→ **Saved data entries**
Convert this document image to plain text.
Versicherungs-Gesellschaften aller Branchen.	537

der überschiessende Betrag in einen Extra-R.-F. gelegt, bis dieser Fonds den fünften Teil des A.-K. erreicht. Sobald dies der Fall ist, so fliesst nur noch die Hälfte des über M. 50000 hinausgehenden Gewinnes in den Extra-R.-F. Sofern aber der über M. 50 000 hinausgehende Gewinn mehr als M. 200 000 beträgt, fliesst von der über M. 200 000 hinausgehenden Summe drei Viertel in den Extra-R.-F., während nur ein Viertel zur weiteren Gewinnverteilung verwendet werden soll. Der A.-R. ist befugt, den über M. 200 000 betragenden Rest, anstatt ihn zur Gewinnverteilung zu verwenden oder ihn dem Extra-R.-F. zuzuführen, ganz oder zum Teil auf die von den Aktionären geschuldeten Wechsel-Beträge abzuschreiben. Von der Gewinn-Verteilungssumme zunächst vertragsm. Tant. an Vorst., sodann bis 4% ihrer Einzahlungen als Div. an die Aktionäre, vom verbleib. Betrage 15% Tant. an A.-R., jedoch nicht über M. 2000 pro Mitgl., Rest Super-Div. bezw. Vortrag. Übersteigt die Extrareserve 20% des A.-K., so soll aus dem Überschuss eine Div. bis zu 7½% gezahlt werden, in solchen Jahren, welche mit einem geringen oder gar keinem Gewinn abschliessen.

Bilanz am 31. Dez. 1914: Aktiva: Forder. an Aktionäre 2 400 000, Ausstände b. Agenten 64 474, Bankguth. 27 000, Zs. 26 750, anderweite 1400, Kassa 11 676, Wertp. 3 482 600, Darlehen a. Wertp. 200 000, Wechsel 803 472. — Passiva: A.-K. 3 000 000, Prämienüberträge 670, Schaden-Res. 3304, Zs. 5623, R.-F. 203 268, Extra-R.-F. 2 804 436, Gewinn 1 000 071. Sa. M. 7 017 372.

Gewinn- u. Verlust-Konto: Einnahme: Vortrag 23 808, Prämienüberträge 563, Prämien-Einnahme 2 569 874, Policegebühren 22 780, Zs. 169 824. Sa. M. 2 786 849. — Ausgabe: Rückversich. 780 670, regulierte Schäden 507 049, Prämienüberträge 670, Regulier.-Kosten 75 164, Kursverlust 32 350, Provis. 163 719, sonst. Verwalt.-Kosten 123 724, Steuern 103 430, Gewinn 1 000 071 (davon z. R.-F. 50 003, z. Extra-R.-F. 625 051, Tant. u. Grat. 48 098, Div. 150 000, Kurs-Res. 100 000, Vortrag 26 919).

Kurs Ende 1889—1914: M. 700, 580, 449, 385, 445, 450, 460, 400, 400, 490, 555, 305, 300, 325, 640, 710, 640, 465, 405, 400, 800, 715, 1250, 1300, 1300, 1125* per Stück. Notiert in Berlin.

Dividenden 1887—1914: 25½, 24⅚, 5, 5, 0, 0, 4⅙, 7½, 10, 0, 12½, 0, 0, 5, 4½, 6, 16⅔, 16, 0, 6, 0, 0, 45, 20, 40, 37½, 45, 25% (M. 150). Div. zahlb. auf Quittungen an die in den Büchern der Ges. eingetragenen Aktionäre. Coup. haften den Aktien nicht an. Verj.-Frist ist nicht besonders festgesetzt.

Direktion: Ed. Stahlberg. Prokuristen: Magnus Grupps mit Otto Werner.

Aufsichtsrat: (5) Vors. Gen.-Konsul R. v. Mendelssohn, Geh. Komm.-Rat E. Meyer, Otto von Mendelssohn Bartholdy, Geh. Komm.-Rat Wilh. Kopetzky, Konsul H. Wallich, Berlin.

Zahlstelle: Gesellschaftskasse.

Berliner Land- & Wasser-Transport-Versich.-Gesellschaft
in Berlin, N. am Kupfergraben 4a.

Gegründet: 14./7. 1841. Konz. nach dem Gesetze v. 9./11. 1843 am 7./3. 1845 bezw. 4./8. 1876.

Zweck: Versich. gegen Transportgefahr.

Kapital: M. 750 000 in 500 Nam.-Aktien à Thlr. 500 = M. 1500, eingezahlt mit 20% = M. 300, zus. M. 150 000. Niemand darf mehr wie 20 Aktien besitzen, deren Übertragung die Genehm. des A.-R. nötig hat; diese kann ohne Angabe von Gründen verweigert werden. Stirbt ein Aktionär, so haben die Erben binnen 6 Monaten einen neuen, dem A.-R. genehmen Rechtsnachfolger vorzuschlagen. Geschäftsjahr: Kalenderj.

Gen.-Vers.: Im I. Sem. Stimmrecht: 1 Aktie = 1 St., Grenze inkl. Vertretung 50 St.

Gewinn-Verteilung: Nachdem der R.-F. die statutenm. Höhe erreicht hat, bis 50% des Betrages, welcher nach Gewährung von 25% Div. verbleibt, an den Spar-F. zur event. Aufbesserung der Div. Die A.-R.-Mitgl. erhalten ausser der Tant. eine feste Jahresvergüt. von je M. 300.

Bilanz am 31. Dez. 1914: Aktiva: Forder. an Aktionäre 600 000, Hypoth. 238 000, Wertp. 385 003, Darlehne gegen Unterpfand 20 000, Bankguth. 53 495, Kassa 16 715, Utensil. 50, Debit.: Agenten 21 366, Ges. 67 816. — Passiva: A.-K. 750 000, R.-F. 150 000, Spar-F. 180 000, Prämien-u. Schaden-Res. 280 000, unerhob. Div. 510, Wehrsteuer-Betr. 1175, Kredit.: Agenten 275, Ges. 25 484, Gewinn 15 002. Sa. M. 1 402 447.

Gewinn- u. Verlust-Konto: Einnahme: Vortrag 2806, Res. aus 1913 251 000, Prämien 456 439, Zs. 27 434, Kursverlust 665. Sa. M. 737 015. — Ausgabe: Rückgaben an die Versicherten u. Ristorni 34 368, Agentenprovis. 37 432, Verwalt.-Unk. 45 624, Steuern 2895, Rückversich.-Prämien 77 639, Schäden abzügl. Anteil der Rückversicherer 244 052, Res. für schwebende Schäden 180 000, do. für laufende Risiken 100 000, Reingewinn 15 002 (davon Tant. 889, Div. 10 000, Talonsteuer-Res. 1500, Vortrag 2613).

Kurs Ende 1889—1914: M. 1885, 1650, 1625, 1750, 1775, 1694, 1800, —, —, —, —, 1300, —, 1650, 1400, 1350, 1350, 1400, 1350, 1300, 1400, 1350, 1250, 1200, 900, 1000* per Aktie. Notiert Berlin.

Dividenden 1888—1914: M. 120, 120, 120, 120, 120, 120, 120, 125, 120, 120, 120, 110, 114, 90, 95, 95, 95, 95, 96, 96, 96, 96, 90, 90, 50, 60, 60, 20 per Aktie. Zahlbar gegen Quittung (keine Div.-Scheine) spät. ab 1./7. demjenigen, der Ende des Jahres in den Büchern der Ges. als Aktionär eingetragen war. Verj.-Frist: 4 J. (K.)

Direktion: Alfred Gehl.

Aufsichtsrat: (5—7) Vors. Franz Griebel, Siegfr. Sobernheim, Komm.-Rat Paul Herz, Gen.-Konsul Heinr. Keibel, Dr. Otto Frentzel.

→ **Goal**
Using the data above, reproduce every line exactly.

→ **Reply to the task**
Convert this document image to plain text.
Versicherungs-Gesellschaften aller Branchen.	537

der überschiessende Betrag in einen Extra-R.-F. gelegt, bis dieser Fonds den fünften Teil des A.-K. erreicht. Sobald dies der Fall ist, so fliesst nur noch die Hälfte des über M. 50000 hinausgehenden Gewinnes in den Extra-R.-F. Sofern aber der über M. 50 000 hinausgehende Gewinn mehr als M. 200 000 beträgt, fliesst von der über M. 200 000 hinausgehenden Summe drei Viertel in den Extra-R.-F., während nur ein Viertel zur weiteren Gewinnverteilung verwendet werden soll. Der A.-R. ist befugt, den über M. 200 000 betragenden Rest, anstatt ihn zur Gewinnverteilung zu verwenden oder ihn dem Extra-R.-F. zuzuführen, ganz oder zum Teil auf die von den Aktionären geschuldeten Wechsel-Beträge abzuschreiben. Von der Gewinn-Verteilungssumme zunächst vertragsm. Tant. an Vorst., sodann bis 4% ihrer Einzahlungen als Div. an die Aktionäre, vom verbleib. Betrage 15% Tant. an A.-R., jedoch nicht über M. 2000 pro Mitgl., Rest Super-Div. bezw. Vortrag. Übersteigt die Extrareserve 20% des A.-K., so soll aus dem Überschuss eine Div. bis zu 7½% gezahlt werden, in solchen Jahren, welche mit einem geringen oder gar keinem Gewinn abschliessen.

Bilanz am 31. Dez. 1914: Aktiva: Forder. an Aktionäre 2 400 000, Ausstände b. Agenten 64 474, Bankguth. 27 000, Zs. 26 750, anderweite 1400, Kassa 11 676, Wertp. 3 482 600, Darlehen a. Wertp. 200 000, Wechsel 803 472. — Passiva: A.-K. 3 000 000, Prämienüberträge 670, Schaden-Res. 3304, Zs. 5623, R.-F. 203 268, Extra-R.-F. 2 804 436, Gewinn 1 000 071. Sa. M. 7 017 372.

Gewinn- u. Verlust-Konto: Einnahme: Vortrag 23 808, Prämienüberträge 563, Prämien-Einnahme 2 569 874, Policegebühren 22 780, Zs. 169 824. Sa. M. 2 786 849. — Ausgabe: Rückversich. 780 670, regulierte Schäden 507 049, Prämienüberträge 670, Regulier.-Kosten 75 164, Kursverlust 32 350, Provis. 163 719, sonst. Verwalt.-Kosten 123 724, Steuern 103 430, Gewinn 1 000 071 (davon z. R.-F. 50 003, z. Extra-R.-F. 625 051, Tant. u. Grat. 48 098, Div. 150 000, Kurs-Res. 100 000, Vortrag 26 919).

Kurs Ende 1889—1914: M. 700, 580, 449, 385, 445, 450, 460, 400, 400, 490, 555, 305, 300, 325, 640, 710, 640, 465, 405, 400, 800, 715, 1250, 1300, 1300, 1125* per Stück. Notiert in Berlin.

Dividenden 1887—1914: 25½, 24⅚, 5, 5, 0, 0, 4⅙, 7½, 10, 0, 12½, 0, 0, 5, 4½, 6, 16⅔, 16, 0, 6, 0, 0, 45, 20, 40, 37½, 45, 25% (M. 150). Div. zahlb. auf Quittungen an die in den Büchern der Ges. eingetragenen Aktionäre. Coup. haften den Aktien nicht an. Verj.-Frist ist nicht besonders festgesetzt.

Direktion: Ed. Stahlberg. Prokuristen: Magnus Grupps mit Otto Werner.

Aufsichtsrat: (5) Vors. Gen.-Konsul R. v. Mendelssohn, Geh. Komm.-Rat E. Meyer, Otto von Mendelssohn Bartholdy, Geh. Komm.-Rat Wilh. Kopetzky, Konsul H. Wallich, Berlin.

Zahlstelle: Gesellschaftskasse.

Berliner Land- & Wasser-Transport-Versich.-Gesellschaft
in Berlin, N. am Kupfergraben 4a.

Gegründet: 14./7. 1841. Konz. nach dem Gesetze v. 9./11. 1843 am 7./3. 1845 bezw. 4./8. 1876.

Zweck: Versich. gegen Transportgefahr.

Kapital: M. 750 000 in 500 Nam.-Aktien à Thlr. 500 = M. 1500, eingezahlt mit 20% = M. 300, zus. M. 150 000. Niemand darf mehr wie 20 Aktien besitzen, deren Übertragung die Genehm. des A.-R. nötig hat; diese kann ohne Angabe von Gründen verweigert werden. Stirbt ein Aktionär, so haben die Erben binnen 6 Monaten einen neuen, dem A.-R. genehmen Rechtsnachfolger vorzuschlagen. Geschäftsjahr: Kalenderj.

Gen.-Vers.: Im I. Sem. Stimmrecht: 1 Aktie = 1 St., Grenze inkl. Vertretung 50 St.

Gewinn-Verteilung: Nachdem der R.-F. die statutenm. Höhe erreicht hat, bis 50% des Betrages, welcher nach Gewährung von 25% Div. verbleibt, an den Spar-F. zur event. Aufbesserung der Div. Die A.-R.-Mitgl. erhalten ausser der Tant. eine feste Jahresvergüt. von je M. 300.

Bilanz am 31. Dez. 1914: Aktiva: Forder. an Aktionäre 600 000, Hypoth. 238 000, Wertp. 385 003, Darlehne gegen Unterpfand 20 000, Bankguth. 53 495, Kassa 16 715, Utensil. 50, Debit.: Agenten 21 366, Ges. 67 816. — Passiva: A.-K. 750 000, R.-F. 150 000, Spar-F. 180 000, Prämien-u. Schaden-Res. 280 000, unerhob. Div. 510, Wehrsteuer-Betr. 1175, Kredit.: Agenten 275, Ges. 25 484, Gewinn 15 002. Sa. M. 1 402 447.

Gewinn- u. Verlust-Konto: Einnahme: Vortrag 2806, Res. aus 1913 251 000, Prämien 456 439, Zs. 27 434, Kursverlust 665. Sa. M. 737 015. — Ausgabe: Rückgaben an die Versicherten u. Ristorni 34 368, Agentenprovis. 37 432, Verwalt.-Unk. 45 624, Steuern 2895, Rückversich.-Prämien 77 639, Schäden abzügl. Anteil der Rückversicherer 244 052, Res. für schwebende Schäden 180 000, do. für laufende Risiken 100 000, Reingewinn 15 002 (davon Tant. 889, Div. 10 000, Talonsteuer-Res. 1500, Vortrag 2613).

Kurs Ende 1889—1914: M. 1885, 1650, 1625, 1750, 1775, 1694, 1800, —, —, —, —, 1300, —, 1650, 1400, 1350, 1350, 1400, 1350, 1300, 1400, 1350, 1250, 1200, 900, 1000* per Aktie. Notiert Berlin.

Dividenden 1888—1914: M. 120, 120, 120, 120, 120, 120, 120, 125, 120, 120, 120, 110, 114, 90, 95, 95, 95, 95, 96, 96, 96, 96, 90, 90, 50, 60, 60, 20 per Aktie. Zahlbar gegen Quittung (keine Div.-Scheine) spät. ab 1./7. demjenigen, der Ende des Jahres in den Büchern der Ges. als Aktionär eingetragen war. Verj.-Frist: 4 J. (K.)

Direktion: Alfred Gehl.

Aufsichtsrat: (5—7) Vors. Franz Griebel, Siegfr. Sobernheim, Komm.-Rat Paul Herz, Gen.-Konsul Heinr. Keibel, Dr. Otto Frentzel.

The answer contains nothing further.